▸ **Exercise objective**
Write out every entry exactly as it stands.

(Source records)

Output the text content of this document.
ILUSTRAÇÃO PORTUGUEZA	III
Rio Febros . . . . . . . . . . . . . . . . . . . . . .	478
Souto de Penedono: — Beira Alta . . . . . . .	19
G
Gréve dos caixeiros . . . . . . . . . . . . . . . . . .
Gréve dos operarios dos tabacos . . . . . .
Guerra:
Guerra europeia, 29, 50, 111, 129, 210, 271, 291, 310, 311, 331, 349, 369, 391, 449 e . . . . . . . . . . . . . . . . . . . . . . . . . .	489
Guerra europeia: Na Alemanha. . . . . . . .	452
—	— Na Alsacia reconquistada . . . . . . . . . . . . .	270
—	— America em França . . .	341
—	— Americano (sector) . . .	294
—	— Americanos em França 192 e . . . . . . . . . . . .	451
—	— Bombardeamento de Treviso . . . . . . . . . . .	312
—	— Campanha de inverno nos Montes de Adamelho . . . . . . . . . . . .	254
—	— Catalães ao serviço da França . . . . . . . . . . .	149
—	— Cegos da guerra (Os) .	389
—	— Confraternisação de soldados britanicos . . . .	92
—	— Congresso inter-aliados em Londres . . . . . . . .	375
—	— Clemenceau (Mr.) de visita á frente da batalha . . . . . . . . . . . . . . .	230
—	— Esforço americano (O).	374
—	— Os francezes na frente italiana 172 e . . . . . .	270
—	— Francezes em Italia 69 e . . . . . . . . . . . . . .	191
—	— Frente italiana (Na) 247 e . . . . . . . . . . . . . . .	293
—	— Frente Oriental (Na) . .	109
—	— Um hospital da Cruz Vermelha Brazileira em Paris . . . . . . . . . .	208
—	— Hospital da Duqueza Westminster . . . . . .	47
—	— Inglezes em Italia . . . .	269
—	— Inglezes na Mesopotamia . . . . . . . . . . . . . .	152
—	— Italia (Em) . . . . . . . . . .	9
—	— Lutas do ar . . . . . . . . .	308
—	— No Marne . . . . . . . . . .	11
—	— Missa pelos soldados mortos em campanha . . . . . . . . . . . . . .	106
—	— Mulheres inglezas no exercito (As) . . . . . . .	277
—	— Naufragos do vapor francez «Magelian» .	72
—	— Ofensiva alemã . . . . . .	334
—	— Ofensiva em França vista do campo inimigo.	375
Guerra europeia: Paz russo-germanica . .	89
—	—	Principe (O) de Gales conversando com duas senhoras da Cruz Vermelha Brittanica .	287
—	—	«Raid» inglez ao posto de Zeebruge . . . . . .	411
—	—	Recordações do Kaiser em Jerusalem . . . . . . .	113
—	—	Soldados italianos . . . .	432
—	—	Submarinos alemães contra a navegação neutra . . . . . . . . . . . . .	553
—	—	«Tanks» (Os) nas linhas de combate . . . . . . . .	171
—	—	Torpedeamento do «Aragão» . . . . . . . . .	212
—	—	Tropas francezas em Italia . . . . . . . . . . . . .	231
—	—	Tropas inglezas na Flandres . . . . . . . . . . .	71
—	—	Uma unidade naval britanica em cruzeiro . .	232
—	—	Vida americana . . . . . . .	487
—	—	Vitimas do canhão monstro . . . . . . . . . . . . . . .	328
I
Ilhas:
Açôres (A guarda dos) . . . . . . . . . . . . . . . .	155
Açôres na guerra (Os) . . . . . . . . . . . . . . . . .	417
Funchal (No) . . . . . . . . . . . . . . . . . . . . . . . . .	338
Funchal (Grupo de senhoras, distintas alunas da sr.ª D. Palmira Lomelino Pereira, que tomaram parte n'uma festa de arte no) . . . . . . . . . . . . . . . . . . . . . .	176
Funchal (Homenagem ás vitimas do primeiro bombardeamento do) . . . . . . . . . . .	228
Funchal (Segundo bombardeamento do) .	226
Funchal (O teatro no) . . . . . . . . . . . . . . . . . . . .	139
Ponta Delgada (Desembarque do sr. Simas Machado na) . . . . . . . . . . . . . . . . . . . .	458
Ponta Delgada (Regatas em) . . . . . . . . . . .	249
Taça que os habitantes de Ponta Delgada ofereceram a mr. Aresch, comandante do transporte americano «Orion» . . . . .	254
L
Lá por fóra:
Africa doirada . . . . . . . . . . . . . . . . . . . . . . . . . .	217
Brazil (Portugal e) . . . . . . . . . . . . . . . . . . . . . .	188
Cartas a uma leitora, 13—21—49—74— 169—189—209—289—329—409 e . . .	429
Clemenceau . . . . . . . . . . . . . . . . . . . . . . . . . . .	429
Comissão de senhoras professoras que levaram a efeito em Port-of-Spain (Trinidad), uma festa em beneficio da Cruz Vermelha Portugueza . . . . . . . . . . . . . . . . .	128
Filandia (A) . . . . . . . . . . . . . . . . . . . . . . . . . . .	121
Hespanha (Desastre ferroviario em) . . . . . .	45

▸ **Solution to this task**
Output the text content of this document.
ILUSTRAÇÃO PORTUGUEZA	III
Rio Febros . . . . . . . . . . . . . . . . . . . . . .	478
Souto de Penedono: — Beira Alta . . . . . . .	19
G
Gréve dos caixeiros . . . . . . . . . . . . . . . . . .
Gréve dos operarios dos tabacos . . . . . .
Guerra:
Guerra europeia, 29, 50, 111, 129, 210, 271, 291, 310, 311, 331, 349, 369, 391, 449 e . . . . . . . . . . . . . . . . . . . . . . . . . .	489
Guerra europeia: Na Alemanha. . . . . . . .	452
—	— Na Alsacia reconquistada . . . . . . . . . . . . .	270
—	— America em França . . .	341
—	— Americano (sector) . . .	294
—	— Americanos em França 192 e . . . . . . . . . . . .	451
—	— Bombardeamento de Treviso . . . . . . . . . . .	312
—	— Campanha de inverno nos Montes de Adamelho . . . . . . . . . . . .	254
—	— Catalães ao serviço da França . . . . . . . . . . .	149
—	— Cegos da guerra (Os) .	389
—	— Confraternisação de soldados britanicos . . . .	92
—	— Congresso inter-aliados em Londres . . . . . . . .	375
—	— Clemenceau (Mr.) de visita á frente da batalha . . . . . . . . . . . . . . .	230
—	— Esforço americano (O).	374
—	— Os francezes na frente italiana 172 e . . . . . .	270
—	— Francezes em Italia 69 e . . . . . . . . . . . . . .	191
—	— Frente italiana (Na) 247 e . . . . . . . . . . . . . . .	293
—	— Frente Oriental (Na) . .	109
—	— Um hospital da Cruz Vermelha Brazileira em Paris . . . . . . . . . .	208
—	— Hospital da Duqueza Westminster . . . . . .	47
—	— Inglezes em Italia . . . .	269
—	— Inglezes na Mesopotamia . . . . . . . . . . . . . .	152
—	— Italia (Em) . . . . . . . . . .	9
—	— Lutas do ar . . . . . . . . .	308
—	— No Marne . . . . . . . . . .	11
—	— Missa pelos soldados mortos em campanha . . . . . . . . . . . . . .	106
—	— Mulheres inglezas no exercito (As) . . . . . . .	277
—	— Naufragos do vapor francez «Magelian» .	72
—	— Ofensiva alemã . . . . . .	334
—	— Ofensiva em França vista do campo inimigo.	375
Guerra europeia: Paz russo-germanica . .	89
—	—	Principe (O) de Gales conversando com duas senhoras da Cruz Vermelha Brittanica .	287
—	—	«Raid» inglez ao posto de Zeebruge . . . . . .	411
—	—	Recordações do Kaiser em Jerusalem . . . . . . .	113
—	—	Soldados italianos . . . .	432
—	—	Submarinos alemães contra a navegação neutra . . . . . . . . . . . . .	553
—	—	«Tanks» (Os) nas linhas de combate . . . . . . . .	171
—	—	Torpedeamento do «Aragão» . . . . . . . . .	212
—	—	Tropas francezas em Italia . . . . . . . . . . . . .	231
—	—	Tropas inglezas na Flandres . . . . . . . . . . .	71
—	—	Uma unidade naval britanica em cruzeiro . .	232
—	—	Vida americana . . . . . . .	487
—	—	Vitimas do canhão monstro . . . . . . . . . . . . . . .	328
I
Ilhas:
Açôres (A guarda dos) . . . . . . . . . . . . . . . .	155
Açôres na guerra (Os) . . . . . . . . . . . . . . . . .	417
Funchal (No) . . . . . . . . . . . . . . . . . . . . . . . . .	338
Funchal (Grupo de senhoras, distintas alunas da sr.ª D. Palmira Lomelino Pereira, que tomaram parte n'uma festa de arte no) . . . . . . . . . . . . . . . . . . . . . .	176
Funchal (Homenagem ás vitimas do primeiro bombardeamento do) . . . . . . . . . . .	228
Funchal (Segundo bombardeamento do) .	226
Funchal (O teatro no) . . . . . . . . . . . . . . . . . . . .	139
Ponta Delgada (Desembarque do sr. Simas Machado na) . . . . . . . . . . . . . . . . . . . .	458
Ponta Delgada (Regatas em) . . . . . . . . . . .	249
Taça que os habitantes de Ponta Delgada ofereceram a mr. Aresch, comandante do transporte americano «Orion» . . . . .	254
L
Lá por fóra:
Africa doirada . . . . . . . . . . . . . . . . . . . . . . . . . .	217
Brazil (Portugal e) . . . . . . . . . . . . . . . . . . . . . .	188
Cartas a uma leitora, 13—21—49—74— 169—189—209—289—329—409 e . . .	429
Clemenceau . . . . . . . . . . . . . . . . . . . . . . . . . . .	429
Comissão de senhoras professoras que levaram a efeito em Port-of-Spain (Trinidad), uma festa em beneficio da Cruz Vermelha Portugueza . . . . . . . . . . . . . . . . .	128
Filandia (A) . . . . . . . . . . . . . . . . . . . . . . . . . . .	121
Hespanha (Desastre ferroviario em) . . . . . .	45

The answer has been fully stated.